::: Data excerpts :::
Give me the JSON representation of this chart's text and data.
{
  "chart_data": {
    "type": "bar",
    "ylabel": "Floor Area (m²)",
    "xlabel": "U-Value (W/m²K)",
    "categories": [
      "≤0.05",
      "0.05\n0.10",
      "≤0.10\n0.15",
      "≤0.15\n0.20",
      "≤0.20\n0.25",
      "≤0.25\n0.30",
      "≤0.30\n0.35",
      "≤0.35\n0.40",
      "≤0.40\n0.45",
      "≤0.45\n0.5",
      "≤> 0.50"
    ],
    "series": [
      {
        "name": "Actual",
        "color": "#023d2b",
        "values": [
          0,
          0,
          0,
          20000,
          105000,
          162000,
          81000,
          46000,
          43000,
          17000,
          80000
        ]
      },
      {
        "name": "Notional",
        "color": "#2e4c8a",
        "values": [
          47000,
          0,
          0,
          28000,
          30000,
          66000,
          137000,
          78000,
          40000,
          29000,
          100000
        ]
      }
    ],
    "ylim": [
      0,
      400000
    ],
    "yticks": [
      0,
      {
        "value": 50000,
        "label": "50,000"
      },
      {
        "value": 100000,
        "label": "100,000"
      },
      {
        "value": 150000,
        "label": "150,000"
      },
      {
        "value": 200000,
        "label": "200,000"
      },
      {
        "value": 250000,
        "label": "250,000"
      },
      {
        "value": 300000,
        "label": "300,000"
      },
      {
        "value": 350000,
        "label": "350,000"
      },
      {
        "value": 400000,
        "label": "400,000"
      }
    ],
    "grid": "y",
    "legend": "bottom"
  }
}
:::
**Aim of the exercise:** Return all of the entries exactly as written.

**Completed task:**
Give me the JSON representation of this chart's text and data.
{
  "chart_data": {
    "type": "bar",
    "ylabel": "Floor Area (m²)",
    "xlabel": "U-Value (W/m²K)",
    "categories": [
      "≤0.05",
      "0.05\n0.10",
      "≤0.10\n0.15",
      "≤0.15\n0.20",
      "≤0.20\n0.25",
      "≤0.25\n0.30",
      "≤0.30\n0.35",
      "≤0.35\n0.40",
      "≤0.40\n0.45",
      "≤0.45\n0.5",
      "≤> 0.50"
    ],
    "series": [
      {
        "name": "Actual",
        "color": "#023d2b",
        "values": [
          0,
          0,
          0,
          20000,
          105000,
          162000,
          81000,
          46000,
          43000,
          17000,
          80000
        ]
      },
      {
        "name": "Notional",
        "color": "#2e4c8a",
        "values": [
          47000,
          0,
          0,
          28000,
          30000,
          66000,
          137000,
          78000,
          40000,
          29000,
          100000
        ]
      }
    ],
    "ylim": [
      0,
      400000
    ],
    "yticks": [
      0,
      {
        "value": 50000,
        "label": "50,000"
      },
      {
        "value": 100000,
        "label": "100,000"
      },
      {
        "value": 150000,
        "label": "150,000"
      },
      {
        "value": 200000,
        "label": "200,000"
      },
      {
        "value": 250000,
        "label": "250,000"
      },
      {
        "value": 300000,
        "label": "300,000"
      },
      {
        "value": 350000,
        "label": "350,000"
      },
      {
        "value": 400000,
        "label": "400,000"
      }
    ],
    "grid": "y",
    "legend": "bottom"
  }
}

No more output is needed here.